__TASK PROMPT__: Collect all lines from the records below that include the word "this".

* START SOURCE MATERIAL *

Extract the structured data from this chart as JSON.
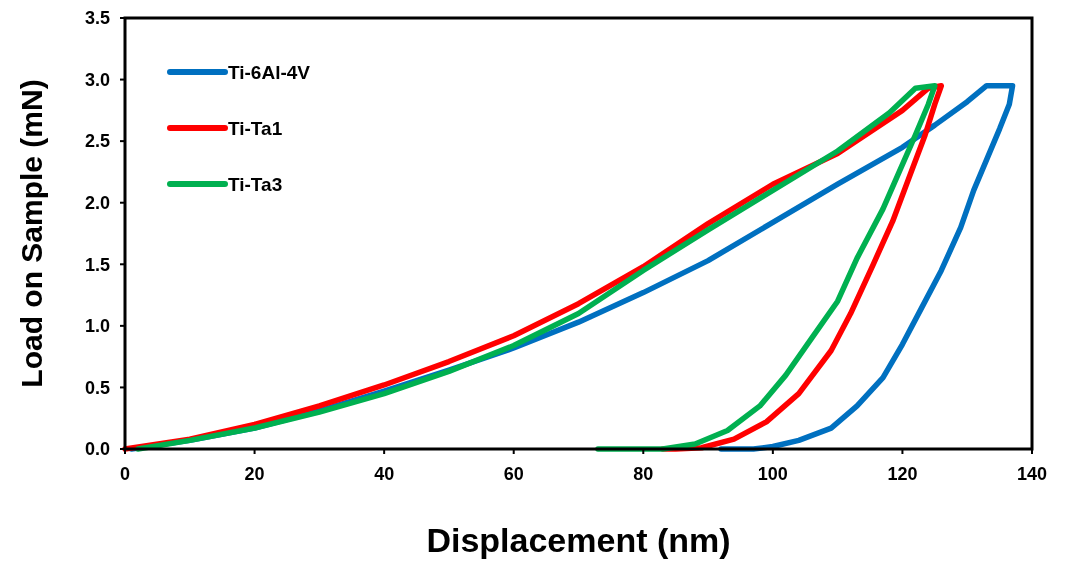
{
  "chart_data": {
    "type": "line",
    "xlabel": "Displacement (nm)",
    "ylabel": "Load on Sample (mN)",
    "xlim": [
      0,
      140
    ],
    "ylim": [
      0,
      3.5
    ],
    "xticks": [
      0,
      20,
      40,
      60,
      80,
      100,
      120,
      140
    ],
    "yticks": [
      {
        "value": 0,
        "label": "0.0"
      },
      {
        "value": 0.5,
        "label": "0.5"
      },
      {
        "value": 1,
        "label": "1.0"
      },
      {
        "value": 1.5,
        "label": "1.5"
      },
      {
        "value": 2,
        "label": "2.0"
      },
      {
        "value": 2.5,
        "label": "2.5"
      },
      {
        "value": 3,
        "label": "3.0"
      },
      {
        "value": 3.5,
        "label": "3.5"
      }
    ],
    "grid": false,
    "legend": "top left",
    "marker": "none",
    "line_style": "solid",
    "series": [
      {
        "name": "Ti-6Al-4V",
        "color": "#0070c0",
        "x": [
          1,
          10,
          20,
          30,
          40,
          50,
          60,
          70,
          80,
          90,
          100,
          110,
          120,
          125,
          130,
          133,
          137,
          136.5,
          135,
          133,
          131,
          129,
          126,
          123,
          120,
          117,
          113,
          109,
          104,
          100,
          97,
          92
        ],
        "values": [
          0,
          0.07,
          0.17,
          0.31,
          0.47,
          0.64,
          0.82,
          1.03,
          1.27,
          1.53,
          1.84,
          2.15,
          2.45,
          2.63,
          2.82,
          2.95,
          2.95,
          2.8,
          2.6,
          2.35,
          2.1,
          1.8,
          1.45,
          1.15,
          0.85,
          0.58,
          0.35,
          0.17,
          0.07,
          0.02,
          0,
          0
        ]
      },
      {
        "name": "Ti-Ta1",
        "color": "#ff0000",
        "x": [
          0,
          10,
          20,
          30,
          40,
          50,
          60,
          70,
          80,
          90,
          100,
          110,
          120,
          124,
          126,
          125,
          123.5,
          121,
          118.5,
          115.5,
          112,
          109,
          104,
          99,
          94,
          89,
          85,
          83
        ],
        "values": [
          0,
          0.08,
          0.2,
          0.35,
          0.52,
          0.71,
          0.92,
          1.18,
          1.48,
          1.83,
          2.15,
          2.4,
          2.75,
          2.93,
          2.95,
          2.8,
          2.55,
          2.2,
          1.85,
          1.5,
          1.1,
          0.8,
          0.45,
          0.22,
          0.08,
          0.01,
          0,
          0
        ]
      },
      {
        "name": "Ti-Ta3",
        "color": "#00b050",
        "x": [
          2,
          10,
          20,
          30,
          40,
          50,
          60,
          70,
          80,
          90,
          100,
          110,
          118,
          122,
          125,
          124,
          122,
          119.5,
          117,
          113,
          110,
          106,
          102,
          98,
          93,
          88,
          83,
          78,
          73
        ],
        "values": [
          0,
          0.07,
          0.17,
          0.3,
          0.45,
          0.63,
          0.84,
          1.1,
          1.45,
          1.78,
          2.1,
          2.42,
          2.73,
          2.93,
          2.95,
          2.8,
          2.55,
          2.25,
          1.95,
          1.55,
          1.2,
          0.9,
          0.6,
          0.35,
          0.15,
          0.04,
          0,
          0,
          0
        ]
      }
    ]
  }
}
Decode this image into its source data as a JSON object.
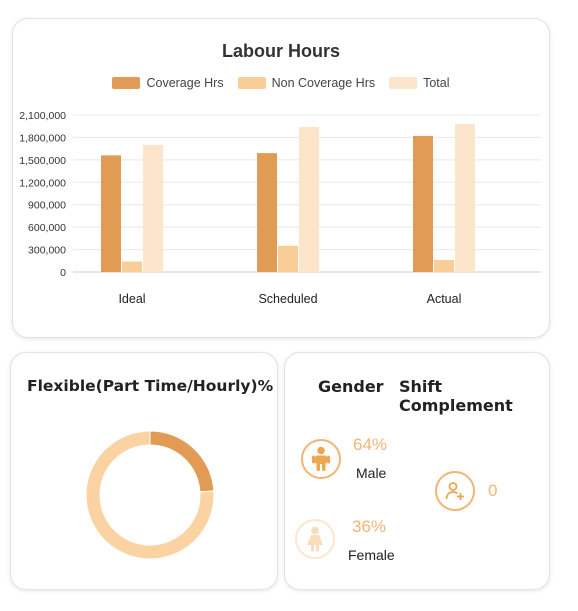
{
  "colors": {
    "coverage": "#e29b55",
    "non_coverage": "#f9cd98",
    "total": "#fde5cc",
    "donut_dark": "#e29b55",
    "donut_light": "#fbd3a3",
    "accent": "#f2b575"
  },
  "chart_data": [
    {
      "type": "bar",
      "title": "Labour Hours",
      "categories": [
        "Ideal",
        "Scheduled",
        "Actual"
      ],
      "series": [
        {
          "name": "Coverage Hrs",
          "values": [
            1560000,
            1590000,
            1820000
          ]
        },
        {
          "name": "Non Coverage Hrs",
          "values": [
            140000,
            350000,
            160000
          ]
        },
        {
          "name": "Total",
          "values": [
            1700000,
            1940000,
            1980000
          ]
        }
      ],
      "yticks": [
        "0",
        "300,000",
        "600,000",
        "900,000",
        "1,200,000",
        "1,500,000",
        "1,800,000",
        "2,100,000"
      ],
      "ylim": [
        0,
        2100000
      ],
      "grid": true,
      "legend": "top"
    },
    {
      "type": "pie",
      "title": "Flexible(Part Time/Hourly)%",
      "slices": [
        {
          "value": 0.24
        },
        {
          "value": 0.76
        }
      ]
    }
  ],
  "gender": {
    "title": "Gender",
    "male": {
      "percent": "64%",
      "label": "Male",
      "icon": "male-person-icon"
    },
    "female": {
      "percent": "36%",
      "label": "Female",
      "icon": "female-person-icon"
    }
  },
  "shift": {
    "title": "Shift Complement",
    "value": "0",
    "icon": "add-user-icon"
  }
}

* END SOURCE MATERIAL *

__TASK RESULT__:
Extract the structured data from this chart as JSON.
Decode this image into its source data as a JSON object.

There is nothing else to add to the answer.